▸ **Exercise aim**
Set the listing down unchanged, minus every embedded image.

[Excerpts from a figure dataset]
+++

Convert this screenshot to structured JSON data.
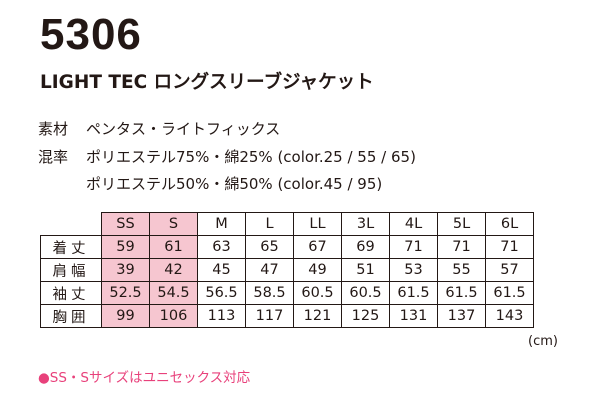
{
  "product": {
    "code": "5306",
    "name": "LIGHT TEC ロングスリーブジャケット"
  },
  "specs": {
    "material_label": "素材",
    "material_value": "ペンタス・ライトフィックス",
    "blend_label": "混率",
    "blend_line1": "ポリエステル75%・綿25% (color.25 / 55 / 65)",
    "blend_line2": "ポリエステル50%・綿50% (color.45 / 95)"
  },
  "size_table": {
    "sizes": [
      "SS",
      "S",
      "M",
      "L",
      "LL",
      "3L",
      "4L",
      "5L",
      "6L"
    ],
    "rows": [
      {
        "label": "着丈",
        "values": [
          "59",
          "61",
          "63",
          "65",
          "67",
          "69",
          "71",
          "71",
          "71"
        ]
      },
      {
        "label": "肩幅",
        "values": [
          "39",
          "42",
          "45",
          "47",
          "49",
          "51",
          "53",
          "55",
          "57"
        ]
      },
      {
        "label": "袖丈",
        "values": [
          "52.5",
          "54.5",
          "56.5",
          "58.5",
          "60.5",
          "60.5",
          "61.5",
          "61.5",
          "61.5"
        ]
      },
      {
        "label": "胸囲",
        "values": [
          "99",
          "106",
          "113",
          "117",
          "121",
          "125",
          "131",
          "137",
          "143"
        ]
      }
    ],
    "unit": "(cm)",
    "highlight_color": "#f6c6d0"
  },
  "note": "●SS・Sサイズはユニセックス対応",
  "note_color": "#e8417b"
}
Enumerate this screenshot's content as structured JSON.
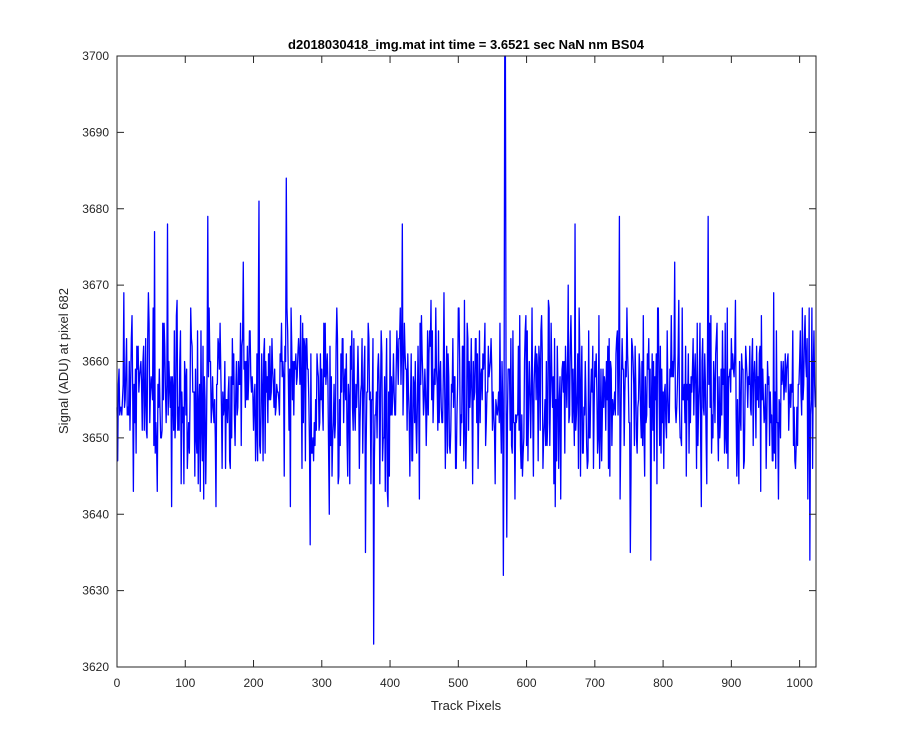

+++

▸ **Written solution**
Convert this screenshot to structured JSON data.
{
  "product": {
    "code": "5306",
    "name": "LIGHT TEC ロングスリーブジャケット"
  },
  "specs": {
    "material_label": "素材",
    "material_value": "ペンタス・ライトフィックス",
    "blend_label": "混率",
    "blend_line1": "ポリエステル75%・綿25% (color.25 / 55 / 65)",
    "blend_line2": "ポリエステル50%・綿50% (color.45 / 95)"
  },
  "size_table": {
    "sizes": [
      "SS",
      "S",
      "M",
      "L",
      "LL",
      "3L",
      "4L",
      "5L",
      "6L"
    ],
    "rows": [
      {
        "label": "着丈",
        "values": [
          "59",
          "61",
          "63",
          "65",
          "67",
          "69",
          "71",
          "71",
          "71"
        ]
      },
      {
        "label": "肩幅",
        "values": [
          "39",
          "42",
          "45",
          "47",
          "49",
          "51",
          "53",
          "55",
          "57"
        ]
      },
      {
        "label": "袖丈",
        "values": [
          "52.5",
          "54.5",
          "56.5",
          "58.5",
          "60.5",
          "60.5",
          "61.5",
          "61.5",
          "61.5"
        ]
      },
      {
        "label": "胸囲",
        "values": [
          "99",
          "106",
          "113",
          "117",
          "121",
          "125",
          "131",
          "137",
          "143"
        ]
      }
    ],
    "unit": "(cm)",
    "highlight_color": "#f6c6d0"
  },
  "note": "●SS・Sサイズはユニセックス対応",
  "note_color": "#e8417b"
}
Enumerate this screenshot's content as structured JSON.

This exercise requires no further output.